> _RECORDS SUPPLIED_
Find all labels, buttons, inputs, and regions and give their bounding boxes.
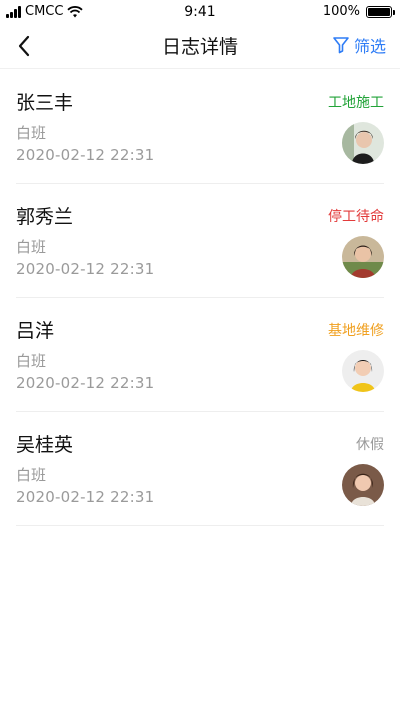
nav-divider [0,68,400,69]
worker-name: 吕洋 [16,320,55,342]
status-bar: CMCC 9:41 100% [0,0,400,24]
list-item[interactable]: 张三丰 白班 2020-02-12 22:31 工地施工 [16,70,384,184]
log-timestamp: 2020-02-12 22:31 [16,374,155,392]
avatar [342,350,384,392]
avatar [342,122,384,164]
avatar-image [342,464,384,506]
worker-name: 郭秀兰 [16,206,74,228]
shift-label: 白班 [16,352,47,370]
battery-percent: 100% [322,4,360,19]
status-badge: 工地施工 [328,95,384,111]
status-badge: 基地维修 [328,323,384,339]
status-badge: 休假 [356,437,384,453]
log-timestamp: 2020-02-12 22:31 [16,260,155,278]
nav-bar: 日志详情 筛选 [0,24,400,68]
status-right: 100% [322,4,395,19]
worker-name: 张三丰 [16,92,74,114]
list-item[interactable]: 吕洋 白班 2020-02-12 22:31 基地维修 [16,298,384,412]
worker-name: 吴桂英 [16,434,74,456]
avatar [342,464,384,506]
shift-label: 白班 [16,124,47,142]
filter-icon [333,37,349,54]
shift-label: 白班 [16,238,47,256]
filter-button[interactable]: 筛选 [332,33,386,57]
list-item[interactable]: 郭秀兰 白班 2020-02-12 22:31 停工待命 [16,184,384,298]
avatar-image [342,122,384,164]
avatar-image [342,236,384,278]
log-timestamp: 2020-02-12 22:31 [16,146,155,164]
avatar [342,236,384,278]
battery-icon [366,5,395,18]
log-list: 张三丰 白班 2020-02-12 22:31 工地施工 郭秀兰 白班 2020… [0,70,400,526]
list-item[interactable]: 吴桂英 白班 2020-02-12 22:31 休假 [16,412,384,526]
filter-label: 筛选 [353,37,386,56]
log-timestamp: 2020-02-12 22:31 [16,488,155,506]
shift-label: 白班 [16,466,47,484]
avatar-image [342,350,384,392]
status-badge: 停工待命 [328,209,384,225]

---

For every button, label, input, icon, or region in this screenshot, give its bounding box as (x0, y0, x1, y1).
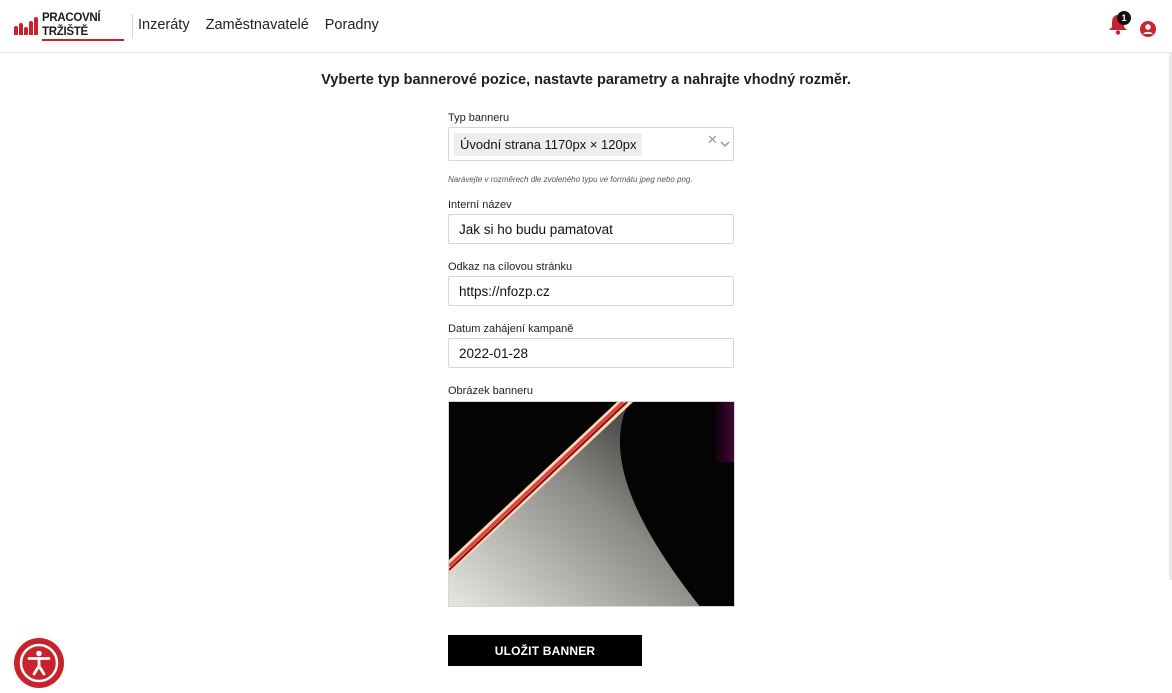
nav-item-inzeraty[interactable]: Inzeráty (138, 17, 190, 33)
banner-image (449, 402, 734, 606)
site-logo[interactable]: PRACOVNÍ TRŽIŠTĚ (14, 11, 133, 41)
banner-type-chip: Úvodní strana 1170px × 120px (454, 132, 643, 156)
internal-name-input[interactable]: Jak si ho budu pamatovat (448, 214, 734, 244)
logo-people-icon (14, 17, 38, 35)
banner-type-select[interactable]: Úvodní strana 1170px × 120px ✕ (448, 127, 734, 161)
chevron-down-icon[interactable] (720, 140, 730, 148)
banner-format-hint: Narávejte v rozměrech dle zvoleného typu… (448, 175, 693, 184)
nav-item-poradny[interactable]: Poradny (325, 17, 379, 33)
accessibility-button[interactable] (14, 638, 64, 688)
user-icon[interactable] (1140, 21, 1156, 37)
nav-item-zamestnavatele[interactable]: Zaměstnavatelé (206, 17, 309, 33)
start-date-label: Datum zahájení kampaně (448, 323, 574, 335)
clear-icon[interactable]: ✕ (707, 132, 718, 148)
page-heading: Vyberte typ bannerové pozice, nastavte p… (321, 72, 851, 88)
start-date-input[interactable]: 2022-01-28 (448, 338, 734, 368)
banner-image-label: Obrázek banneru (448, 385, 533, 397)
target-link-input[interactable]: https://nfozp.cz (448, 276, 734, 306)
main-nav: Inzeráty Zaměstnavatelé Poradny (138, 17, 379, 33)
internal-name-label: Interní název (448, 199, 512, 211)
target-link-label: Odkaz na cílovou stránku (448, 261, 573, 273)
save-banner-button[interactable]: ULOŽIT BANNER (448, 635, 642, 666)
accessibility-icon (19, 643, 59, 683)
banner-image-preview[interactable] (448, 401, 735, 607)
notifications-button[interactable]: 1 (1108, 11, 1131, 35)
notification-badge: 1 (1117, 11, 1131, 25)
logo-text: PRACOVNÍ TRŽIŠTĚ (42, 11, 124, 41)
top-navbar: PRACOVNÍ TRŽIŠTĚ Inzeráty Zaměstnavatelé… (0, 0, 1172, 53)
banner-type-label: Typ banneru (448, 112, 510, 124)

> _TASK PROMPT_
How many lines in the items above contain the string "date"? Case counts, so give only the number.

> _WORKED ANSWER_
2